## To do
Say how many lines contain "trimestres"; the answer is the number alone.

## Stored data entries
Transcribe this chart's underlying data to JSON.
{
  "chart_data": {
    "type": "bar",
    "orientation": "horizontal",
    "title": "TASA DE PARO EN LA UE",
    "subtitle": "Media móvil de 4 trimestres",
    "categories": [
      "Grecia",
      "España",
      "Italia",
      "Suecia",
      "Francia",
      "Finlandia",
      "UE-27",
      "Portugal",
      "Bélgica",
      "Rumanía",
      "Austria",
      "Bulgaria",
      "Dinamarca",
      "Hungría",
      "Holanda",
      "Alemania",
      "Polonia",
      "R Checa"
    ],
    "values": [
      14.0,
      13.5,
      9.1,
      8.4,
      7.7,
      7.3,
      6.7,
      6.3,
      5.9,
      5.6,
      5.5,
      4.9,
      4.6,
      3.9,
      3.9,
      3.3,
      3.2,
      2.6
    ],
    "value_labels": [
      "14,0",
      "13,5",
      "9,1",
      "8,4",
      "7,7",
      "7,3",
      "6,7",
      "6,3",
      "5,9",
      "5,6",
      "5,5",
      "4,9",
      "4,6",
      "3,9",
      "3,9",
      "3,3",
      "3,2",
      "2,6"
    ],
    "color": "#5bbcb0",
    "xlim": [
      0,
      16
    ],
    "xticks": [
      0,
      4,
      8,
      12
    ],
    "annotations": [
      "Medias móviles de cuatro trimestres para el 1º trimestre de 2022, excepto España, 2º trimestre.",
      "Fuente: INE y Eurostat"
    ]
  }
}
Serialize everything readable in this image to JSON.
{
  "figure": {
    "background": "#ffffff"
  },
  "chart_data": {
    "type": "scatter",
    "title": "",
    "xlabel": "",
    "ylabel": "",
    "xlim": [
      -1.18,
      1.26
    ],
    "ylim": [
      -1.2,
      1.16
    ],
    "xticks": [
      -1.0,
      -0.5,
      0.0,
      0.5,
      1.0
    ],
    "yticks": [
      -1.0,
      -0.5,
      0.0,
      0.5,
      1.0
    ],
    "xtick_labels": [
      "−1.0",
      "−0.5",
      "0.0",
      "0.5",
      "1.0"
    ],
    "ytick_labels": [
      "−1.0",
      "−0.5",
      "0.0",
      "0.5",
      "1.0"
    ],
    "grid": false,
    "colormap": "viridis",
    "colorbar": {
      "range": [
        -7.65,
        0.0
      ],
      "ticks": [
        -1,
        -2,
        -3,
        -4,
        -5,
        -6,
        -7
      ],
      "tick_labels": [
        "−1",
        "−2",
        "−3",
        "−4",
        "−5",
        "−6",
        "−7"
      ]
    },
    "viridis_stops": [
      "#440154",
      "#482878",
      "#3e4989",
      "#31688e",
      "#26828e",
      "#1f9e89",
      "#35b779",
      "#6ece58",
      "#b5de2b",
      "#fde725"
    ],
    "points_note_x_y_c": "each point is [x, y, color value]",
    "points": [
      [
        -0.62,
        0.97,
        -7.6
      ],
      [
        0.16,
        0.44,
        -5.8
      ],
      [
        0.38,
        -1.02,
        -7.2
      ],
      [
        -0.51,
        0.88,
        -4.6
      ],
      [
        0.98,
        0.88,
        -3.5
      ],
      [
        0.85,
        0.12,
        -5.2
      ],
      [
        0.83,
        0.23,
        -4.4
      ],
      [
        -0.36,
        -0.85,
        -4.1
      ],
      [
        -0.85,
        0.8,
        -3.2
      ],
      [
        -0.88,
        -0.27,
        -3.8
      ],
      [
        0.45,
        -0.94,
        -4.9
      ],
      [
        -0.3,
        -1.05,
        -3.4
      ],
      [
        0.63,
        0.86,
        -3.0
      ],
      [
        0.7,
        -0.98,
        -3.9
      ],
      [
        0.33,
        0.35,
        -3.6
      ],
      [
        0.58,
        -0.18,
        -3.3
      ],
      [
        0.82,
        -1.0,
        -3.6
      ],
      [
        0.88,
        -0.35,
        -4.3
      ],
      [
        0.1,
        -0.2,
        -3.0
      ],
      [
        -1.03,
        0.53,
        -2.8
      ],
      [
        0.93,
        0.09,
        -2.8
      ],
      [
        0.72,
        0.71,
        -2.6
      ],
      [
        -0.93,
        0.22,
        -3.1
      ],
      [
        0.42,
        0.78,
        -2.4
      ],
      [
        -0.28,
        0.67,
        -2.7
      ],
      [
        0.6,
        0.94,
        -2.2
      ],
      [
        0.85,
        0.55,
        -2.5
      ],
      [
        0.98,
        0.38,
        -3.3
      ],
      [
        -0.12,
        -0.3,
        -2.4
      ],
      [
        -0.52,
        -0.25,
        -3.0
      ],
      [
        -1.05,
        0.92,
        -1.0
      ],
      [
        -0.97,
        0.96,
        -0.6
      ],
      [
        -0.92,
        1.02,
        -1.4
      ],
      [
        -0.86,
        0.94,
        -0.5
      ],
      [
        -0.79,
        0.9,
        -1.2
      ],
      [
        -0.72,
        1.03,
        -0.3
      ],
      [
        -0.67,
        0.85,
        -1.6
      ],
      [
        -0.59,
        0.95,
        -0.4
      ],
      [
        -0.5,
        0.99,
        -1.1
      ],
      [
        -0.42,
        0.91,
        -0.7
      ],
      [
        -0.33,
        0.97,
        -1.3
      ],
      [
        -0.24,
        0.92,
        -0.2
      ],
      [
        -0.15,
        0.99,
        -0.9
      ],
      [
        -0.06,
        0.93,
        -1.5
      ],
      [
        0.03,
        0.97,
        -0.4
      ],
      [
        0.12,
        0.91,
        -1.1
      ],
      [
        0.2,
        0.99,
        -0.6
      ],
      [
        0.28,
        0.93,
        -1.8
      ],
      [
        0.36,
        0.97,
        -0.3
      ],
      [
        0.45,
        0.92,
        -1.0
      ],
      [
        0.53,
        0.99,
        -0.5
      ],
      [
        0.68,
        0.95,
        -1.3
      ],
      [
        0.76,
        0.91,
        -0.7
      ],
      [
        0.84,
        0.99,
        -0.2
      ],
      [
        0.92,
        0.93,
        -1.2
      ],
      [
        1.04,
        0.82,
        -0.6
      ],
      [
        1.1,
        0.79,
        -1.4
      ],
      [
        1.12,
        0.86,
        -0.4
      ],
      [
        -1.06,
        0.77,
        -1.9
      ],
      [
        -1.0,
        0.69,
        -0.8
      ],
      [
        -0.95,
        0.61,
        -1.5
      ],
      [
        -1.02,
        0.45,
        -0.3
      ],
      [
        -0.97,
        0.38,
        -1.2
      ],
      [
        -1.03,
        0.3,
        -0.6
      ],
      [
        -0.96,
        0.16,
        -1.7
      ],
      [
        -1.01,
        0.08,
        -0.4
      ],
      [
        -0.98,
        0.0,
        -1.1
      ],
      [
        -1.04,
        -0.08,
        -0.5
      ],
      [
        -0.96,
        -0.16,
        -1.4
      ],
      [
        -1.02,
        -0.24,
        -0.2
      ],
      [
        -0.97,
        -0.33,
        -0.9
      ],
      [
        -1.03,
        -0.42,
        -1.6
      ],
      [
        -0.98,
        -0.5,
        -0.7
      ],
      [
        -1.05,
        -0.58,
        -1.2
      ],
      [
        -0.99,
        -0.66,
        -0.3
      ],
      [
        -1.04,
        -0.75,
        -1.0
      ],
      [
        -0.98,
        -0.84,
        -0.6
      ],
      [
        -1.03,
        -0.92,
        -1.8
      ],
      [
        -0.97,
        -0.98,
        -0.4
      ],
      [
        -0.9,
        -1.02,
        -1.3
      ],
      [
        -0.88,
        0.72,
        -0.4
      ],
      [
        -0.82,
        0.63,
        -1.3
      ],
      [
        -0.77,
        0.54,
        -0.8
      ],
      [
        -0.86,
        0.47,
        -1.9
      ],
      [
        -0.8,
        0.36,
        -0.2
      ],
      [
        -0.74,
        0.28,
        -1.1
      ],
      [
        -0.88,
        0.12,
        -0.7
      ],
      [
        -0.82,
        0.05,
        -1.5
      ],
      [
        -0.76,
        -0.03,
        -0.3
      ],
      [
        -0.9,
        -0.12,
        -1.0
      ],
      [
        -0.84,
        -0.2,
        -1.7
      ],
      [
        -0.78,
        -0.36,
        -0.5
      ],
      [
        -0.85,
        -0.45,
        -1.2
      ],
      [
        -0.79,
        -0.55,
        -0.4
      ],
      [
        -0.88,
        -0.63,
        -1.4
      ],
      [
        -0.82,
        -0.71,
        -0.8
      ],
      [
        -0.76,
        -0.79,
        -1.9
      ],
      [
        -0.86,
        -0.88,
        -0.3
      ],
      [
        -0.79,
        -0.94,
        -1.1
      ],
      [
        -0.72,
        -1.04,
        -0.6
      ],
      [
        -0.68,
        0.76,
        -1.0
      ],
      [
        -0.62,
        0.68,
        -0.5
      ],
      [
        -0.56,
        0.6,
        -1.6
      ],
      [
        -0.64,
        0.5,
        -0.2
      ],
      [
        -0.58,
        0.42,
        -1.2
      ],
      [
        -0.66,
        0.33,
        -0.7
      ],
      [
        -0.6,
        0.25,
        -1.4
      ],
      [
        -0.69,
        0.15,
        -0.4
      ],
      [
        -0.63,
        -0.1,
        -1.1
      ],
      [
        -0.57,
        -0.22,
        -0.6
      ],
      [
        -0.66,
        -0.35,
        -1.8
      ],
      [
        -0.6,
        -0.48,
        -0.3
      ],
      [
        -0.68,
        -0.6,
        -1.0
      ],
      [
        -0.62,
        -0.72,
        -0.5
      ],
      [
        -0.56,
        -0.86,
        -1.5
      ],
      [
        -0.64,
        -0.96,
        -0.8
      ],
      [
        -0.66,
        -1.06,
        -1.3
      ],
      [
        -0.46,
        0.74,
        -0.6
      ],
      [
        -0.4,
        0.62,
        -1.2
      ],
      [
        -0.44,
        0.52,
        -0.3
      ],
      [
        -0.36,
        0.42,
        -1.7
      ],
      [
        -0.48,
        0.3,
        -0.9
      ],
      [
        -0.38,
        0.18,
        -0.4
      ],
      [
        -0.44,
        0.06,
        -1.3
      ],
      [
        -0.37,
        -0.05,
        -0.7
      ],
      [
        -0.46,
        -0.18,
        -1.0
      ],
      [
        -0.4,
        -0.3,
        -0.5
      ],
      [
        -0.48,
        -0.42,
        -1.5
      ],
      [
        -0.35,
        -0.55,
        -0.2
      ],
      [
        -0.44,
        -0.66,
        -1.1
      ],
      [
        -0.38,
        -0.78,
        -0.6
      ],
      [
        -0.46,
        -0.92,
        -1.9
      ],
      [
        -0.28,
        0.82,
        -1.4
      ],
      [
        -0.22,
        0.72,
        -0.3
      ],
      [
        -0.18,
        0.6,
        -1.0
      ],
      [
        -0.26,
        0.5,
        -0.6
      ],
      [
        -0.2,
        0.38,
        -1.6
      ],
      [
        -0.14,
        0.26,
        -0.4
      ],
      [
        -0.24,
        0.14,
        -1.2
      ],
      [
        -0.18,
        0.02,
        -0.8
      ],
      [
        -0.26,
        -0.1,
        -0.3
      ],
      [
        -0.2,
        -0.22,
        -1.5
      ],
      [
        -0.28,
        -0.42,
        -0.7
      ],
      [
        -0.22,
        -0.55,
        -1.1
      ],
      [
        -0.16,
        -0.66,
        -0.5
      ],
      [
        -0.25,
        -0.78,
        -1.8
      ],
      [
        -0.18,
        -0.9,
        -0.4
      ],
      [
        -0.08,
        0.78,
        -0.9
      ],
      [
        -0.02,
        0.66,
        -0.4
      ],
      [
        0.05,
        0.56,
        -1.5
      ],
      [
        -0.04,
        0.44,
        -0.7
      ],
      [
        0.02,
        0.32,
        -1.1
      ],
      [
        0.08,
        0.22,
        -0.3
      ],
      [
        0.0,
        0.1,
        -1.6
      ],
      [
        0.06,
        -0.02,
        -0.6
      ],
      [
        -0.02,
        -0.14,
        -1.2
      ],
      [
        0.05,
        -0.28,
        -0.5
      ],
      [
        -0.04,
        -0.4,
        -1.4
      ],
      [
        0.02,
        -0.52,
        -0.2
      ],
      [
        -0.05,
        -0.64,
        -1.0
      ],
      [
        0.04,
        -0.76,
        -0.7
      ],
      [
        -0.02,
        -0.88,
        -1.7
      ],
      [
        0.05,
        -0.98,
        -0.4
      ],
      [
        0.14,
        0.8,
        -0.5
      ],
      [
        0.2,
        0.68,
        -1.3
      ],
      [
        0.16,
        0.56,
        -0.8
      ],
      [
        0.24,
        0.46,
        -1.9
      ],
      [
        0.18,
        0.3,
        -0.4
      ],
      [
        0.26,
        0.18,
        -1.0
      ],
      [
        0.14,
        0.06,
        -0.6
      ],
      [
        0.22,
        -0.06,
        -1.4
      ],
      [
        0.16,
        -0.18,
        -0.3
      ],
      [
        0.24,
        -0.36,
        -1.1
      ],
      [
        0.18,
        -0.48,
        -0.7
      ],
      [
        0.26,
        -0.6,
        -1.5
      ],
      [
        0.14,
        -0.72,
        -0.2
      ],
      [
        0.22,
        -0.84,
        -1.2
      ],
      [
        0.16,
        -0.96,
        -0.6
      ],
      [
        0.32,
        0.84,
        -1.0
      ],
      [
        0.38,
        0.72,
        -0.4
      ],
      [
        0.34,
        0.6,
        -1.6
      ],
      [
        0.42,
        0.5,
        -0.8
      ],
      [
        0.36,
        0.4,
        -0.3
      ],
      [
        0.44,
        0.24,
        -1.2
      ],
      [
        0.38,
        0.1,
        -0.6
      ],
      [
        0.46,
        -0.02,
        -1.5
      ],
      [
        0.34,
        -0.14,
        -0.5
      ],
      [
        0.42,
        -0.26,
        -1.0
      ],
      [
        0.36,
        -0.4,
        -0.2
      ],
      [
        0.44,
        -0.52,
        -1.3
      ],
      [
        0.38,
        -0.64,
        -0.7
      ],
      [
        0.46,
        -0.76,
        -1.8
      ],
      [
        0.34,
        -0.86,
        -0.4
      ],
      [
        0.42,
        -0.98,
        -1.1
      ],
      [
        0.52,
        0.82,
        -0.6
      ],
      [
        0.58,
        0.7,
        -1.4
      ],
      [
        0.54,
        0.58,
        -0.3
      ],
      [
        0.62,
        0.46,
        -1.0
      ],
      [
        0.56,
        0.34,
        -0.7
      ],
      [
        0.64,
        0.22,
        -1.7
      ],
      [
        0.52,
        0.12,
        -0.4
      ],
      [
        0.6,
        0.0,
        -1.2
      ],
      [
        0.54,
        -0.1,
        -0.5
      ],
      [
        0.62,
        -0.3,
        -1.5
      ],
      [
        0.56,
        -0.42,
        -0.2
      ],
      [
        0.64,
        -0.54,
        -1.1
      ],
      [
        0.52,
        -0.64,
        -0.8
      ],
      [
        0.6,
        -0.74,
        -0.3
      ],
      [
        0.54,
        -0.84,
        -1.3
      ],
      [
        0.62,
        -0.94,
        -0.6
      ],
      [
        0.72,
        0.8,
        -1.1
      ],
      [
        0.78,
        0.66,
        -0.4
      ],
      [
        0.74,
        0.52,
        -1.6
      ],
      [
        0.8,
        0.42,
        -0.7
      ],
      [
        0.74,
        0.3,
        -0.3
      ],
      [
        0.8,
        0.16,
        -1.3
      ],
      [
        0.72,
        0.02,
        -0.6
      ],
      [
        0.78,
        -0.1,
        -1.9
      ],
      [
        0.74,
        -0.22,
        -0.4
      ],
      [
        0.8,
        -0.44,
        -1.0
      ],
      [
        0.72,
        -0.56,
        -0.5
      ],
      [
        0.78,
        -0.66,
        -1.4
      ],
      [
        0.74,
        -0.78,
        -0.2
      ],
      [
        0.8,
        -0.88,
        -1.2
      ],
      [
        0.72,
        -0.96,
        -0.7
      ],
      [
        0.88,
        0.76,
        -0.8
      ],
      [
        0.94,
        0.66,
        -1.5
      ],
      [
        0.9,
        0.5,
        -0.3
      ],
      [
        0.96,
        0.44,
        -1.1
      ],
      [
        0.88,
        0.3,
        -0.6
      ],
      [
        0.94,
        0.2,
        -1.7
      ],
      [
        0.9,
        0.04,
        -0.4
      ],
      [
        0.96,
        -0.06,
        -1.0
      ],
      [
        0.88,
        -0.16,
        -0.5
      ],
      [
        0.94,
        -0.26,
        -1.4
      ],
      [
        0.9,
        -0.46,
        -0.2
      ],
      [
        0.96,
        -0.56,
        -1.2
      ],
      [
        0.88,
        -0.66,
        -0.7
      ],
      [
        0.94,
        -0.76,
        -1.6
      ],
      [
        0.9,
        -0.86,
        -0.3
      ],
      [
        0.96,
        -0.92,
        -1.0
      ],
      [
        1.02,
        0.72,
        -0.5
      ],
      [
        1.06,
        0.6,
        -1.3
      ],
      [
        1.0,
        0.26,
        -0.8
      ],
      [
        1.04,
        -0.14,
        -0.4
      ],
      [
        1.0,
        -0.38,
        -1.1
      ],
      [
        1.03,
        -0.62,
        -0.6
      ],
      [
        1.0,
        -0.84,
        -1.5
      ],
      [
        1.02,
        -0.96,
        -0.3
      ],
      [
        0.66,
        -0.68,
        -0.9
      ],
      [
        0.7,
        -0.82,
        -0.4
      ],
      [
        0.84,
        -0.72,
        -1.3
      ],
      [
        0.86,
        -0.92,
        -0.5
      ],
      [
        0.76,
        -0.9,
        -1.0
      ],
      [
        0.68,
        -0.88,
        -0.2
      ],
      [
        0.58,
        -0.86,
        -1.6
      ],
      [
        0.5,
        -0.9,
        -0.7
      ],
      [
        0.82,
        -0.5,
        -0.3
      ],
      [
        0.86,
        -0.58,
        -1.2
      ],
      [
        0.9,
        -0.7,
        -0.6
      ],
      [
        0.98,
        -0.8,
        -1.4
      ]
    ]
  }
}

## Response below
2